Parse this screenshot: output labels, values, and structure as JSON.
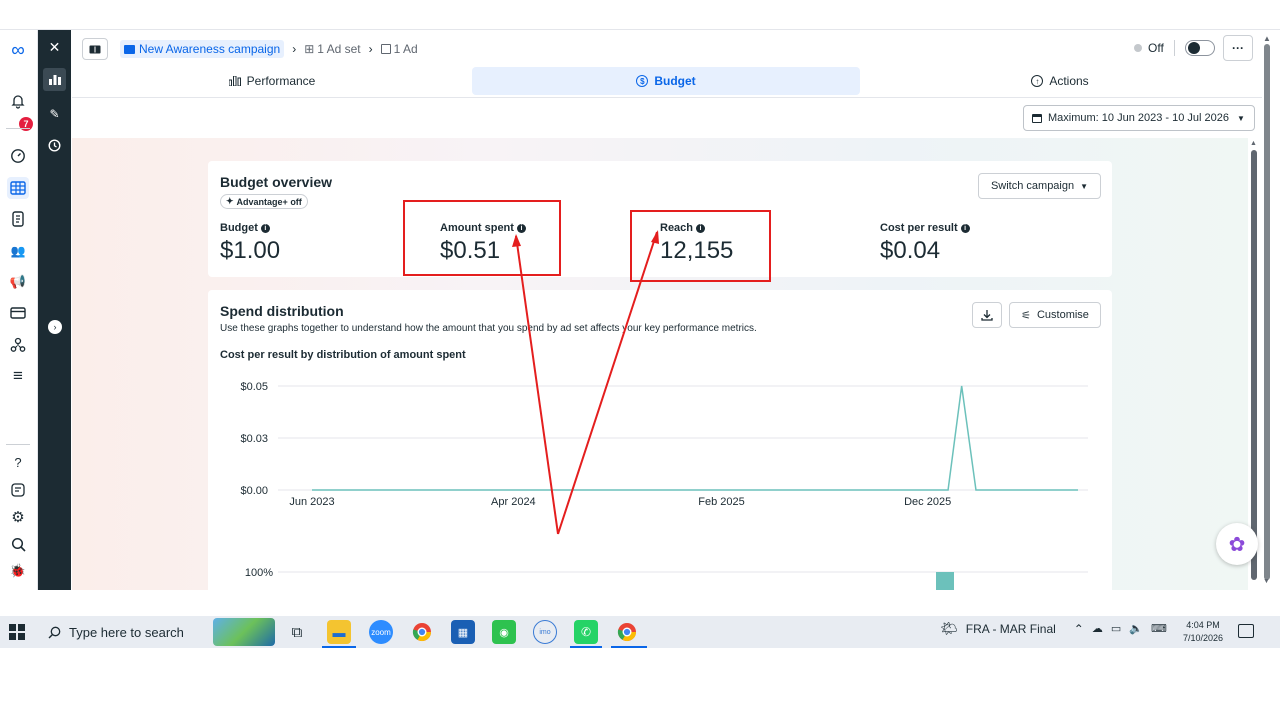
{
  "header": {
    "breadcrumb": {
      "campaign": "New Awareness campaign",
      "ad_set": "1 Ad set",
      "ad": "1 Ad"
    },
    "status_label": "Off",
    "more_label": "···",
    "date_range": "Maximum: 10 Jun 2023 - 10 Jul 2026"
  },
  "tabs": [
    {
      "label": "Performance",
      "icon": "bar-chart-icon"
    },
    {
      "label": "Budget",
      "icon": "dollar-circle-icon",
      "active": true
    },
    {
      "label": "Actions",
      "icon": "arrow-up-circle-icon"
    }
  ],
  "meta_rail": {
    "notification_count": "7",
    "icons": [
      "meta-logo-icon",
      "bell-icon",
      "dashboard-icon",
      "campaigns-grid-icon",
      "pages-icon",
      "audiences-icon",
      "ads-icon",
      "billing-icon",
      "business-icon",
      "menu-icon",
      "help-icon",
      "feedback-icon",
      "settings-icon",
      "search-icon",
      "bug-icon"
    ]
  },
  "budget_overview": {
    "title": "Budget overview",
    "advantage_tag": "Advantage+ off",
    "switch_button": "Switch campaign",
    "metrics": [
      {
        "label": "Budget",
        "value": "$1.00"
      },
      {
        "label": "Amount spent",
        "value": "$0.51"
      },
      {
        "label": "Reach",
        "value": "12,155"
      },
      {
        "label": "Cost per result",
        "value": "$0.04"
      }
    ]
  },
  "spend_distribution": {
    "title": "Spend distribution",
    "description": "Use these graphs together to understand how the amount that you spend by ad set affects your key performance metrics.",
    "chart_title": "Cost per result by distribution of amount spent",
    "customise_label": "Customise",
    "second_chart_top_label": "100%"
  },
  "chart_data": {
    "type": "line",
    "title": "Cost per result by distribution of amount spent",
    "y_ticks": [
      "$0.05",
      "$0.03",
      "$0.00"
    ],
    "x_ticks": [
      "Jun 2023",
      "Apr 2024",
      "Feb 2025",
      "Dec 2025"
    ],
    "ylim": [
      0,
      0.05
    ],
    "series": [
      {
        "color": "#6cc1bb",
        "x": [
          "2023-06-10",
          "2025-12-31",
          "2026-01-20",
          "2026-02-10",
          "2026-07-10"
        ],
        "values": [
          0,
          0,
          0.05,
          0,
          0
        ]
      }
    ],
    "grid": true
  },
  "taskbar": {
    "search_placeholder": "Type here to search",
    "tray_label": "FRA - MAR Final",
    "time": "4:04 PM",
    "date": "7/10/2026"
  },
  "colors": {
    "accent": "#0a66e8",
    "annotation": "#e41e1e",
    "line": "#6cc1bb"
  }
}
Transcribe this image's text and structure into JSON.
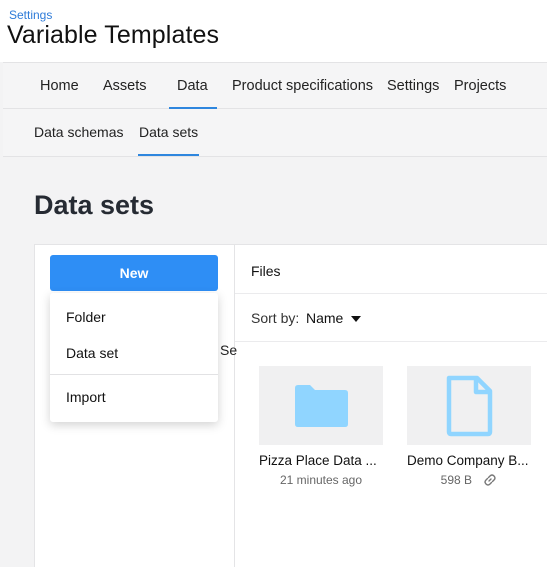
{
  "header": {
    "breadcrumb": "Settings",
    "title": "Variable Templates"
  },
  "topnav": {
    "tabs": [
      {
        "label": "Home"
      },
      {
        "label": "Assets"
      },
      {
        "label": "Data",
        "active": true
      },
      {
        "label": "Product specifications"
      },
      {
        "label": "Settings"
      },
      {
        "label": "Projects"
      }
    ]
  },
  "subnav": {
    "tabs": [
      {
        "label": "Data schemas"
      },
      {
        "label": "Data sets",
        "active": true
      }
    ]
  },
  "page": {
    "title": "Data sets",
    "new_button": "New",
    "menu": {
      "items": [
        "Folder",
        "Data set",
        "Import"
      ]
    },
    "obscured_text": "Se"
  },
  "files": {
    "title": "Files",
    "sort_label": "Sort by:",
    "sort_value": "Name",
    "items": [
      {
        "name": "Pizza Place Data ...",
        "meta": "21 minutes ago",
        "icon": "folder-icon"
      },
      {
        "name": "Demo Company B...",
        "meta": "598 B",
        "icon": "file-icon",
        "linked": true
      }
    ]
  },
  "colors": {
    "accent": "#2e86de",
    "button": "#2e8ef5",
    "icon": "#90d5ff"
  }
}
---
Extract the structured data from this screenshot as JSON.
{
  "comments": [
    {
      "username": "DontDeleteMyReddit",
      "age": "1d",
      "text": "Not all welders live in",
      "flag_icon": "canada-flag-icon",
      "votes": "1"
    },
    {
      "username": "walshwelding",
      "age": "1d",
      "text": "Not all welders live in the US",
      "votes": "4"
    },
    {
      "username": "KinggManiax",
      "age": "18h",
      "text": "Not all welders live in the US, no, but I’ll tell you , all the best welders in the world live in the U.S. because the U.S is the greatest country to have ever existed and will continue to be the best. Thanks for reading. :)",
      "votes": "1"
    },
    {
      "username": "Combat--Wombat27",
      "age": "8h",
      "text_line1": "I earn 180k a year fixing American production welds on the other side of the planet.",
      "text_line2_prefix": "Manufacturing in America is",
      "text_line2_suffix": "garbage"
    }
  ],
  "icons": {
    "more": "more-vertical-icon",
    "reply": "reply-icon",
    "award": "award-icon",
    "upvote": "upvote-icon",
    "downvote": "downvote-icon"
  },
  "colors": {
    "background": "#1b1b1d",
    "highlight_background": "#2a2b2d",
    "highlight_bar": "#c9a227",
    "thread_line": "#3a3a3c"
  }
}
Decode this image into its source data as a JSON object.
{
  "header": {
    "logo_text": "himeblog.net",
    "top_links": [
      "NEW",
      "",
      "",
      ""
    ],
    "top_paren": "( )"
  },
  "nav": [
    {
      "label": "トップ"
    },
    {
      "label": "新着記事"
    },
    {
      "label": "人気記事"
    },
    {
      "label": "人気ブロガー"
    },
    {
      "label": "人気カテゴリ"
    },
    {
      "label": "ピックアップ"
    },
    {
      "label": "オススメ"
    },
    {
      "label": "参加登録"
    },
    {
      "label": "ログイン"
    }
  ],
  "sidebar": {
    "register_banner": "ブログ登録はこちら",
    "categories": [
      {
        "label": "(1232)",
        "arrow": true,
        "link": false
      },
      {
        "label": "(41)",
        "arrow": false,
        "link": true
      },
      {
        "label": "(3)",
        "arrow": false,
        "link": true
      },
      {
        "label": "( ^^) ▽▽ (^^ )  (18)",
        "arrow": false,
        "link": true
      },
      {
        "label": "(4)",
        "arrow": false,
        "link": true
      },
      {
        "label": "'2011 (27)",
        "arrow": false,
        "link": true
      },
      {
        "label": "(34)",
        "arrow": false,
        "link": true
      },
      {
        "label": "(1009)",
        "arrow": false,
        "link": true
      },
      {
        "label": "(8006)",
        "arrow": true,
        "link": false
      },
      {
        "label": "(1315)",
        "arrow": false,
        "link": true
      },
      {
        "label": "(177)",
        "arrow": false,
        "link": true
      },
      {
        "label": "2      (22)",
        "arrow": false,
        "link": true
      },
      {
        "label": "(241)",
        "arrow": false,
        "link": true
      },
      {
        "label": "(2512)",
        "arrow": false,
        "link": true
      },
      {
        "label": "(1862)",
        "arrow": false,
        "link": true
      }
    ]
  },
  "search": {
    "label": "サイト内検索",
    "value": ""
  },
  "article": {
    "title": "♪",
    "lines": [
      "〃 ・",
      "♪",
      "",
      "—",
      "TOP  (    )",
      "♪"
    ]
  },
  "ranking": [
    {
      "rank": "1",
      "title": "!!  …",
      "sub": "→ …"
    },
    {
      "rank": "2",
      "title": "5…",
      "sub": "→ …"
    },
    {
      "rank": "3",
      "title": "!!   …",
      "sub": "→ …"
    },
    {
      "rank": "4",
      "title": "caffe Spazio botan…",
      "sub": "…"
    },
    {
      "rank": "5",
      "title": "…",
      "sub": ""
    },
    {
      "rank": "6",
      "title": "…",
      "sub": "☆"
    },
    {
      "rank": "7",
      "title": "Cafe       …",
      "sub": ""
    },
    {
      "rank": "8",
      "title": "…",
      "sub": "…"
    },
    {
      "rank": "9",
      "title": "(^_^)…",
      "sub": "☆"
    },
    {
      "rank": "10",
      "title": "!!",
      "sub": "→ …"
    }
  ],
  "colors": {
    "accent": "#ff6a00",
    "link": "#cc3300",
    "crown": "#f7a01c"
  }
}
--
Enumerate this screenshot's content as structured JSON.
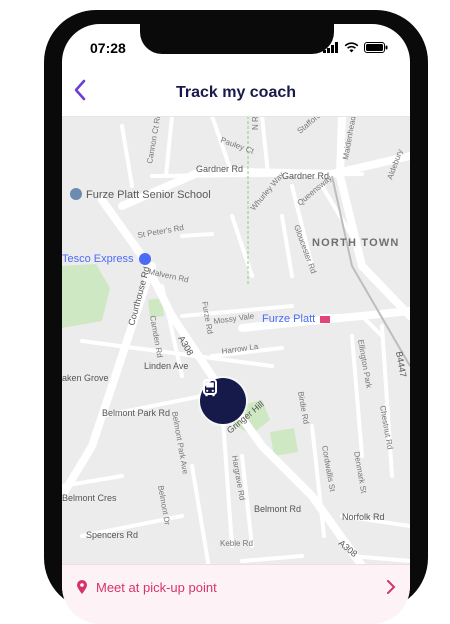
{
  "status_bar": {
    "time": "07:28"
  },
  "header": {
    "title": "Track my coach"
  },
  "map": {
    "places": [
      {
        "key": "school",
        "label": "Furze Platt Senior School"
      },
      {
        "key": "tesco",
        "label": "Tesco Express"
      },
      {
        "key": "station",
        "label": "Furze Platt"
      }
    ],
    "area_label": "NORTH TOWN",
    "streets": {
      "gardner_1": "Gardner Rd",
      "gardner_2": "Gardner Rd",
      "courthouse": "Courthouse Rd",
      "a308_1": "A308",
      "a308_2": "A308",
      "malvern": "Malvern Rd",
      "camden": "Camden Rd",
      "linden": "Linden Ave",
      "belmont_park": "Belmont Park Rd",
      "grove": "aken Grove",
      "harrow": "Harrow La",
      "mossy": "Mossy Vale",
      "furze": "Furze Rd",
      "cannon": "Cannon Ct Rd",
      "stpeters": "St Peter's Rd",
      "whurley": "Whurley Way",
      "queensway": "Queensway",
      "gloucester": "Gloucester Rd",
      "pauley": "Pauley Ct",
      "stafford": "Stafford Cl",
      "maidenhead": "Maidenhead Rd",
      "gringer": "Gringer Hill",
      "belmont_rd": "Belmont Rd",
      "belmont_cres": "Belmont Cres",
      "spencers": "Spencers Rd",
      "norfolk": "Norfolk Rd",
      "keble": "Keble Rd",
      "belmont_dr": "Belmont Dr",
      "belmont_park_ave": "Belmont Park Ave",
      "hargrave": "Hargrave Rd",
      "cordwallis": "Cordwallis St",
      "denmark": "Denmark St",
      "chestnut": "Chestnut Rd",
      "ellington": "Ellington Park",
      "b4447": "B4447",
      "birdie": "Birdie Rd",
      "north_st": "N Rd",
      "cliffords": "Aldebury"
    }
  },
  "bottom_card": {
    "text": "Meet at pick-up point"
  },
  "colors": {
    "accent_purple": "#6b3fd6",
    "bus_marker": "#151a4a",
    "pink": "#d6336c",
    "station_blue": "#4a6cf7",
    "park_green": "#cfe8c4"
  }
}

# WHAT TO DO
Copy out each line of the records that holds the string "spent".

# ANSWER TO THIS EXERCISE
        "label": "Amount spent",
    "chart_title": "Cost per result by distribution of amount spent",
    "title": "Cost per result by distribution of amount spent",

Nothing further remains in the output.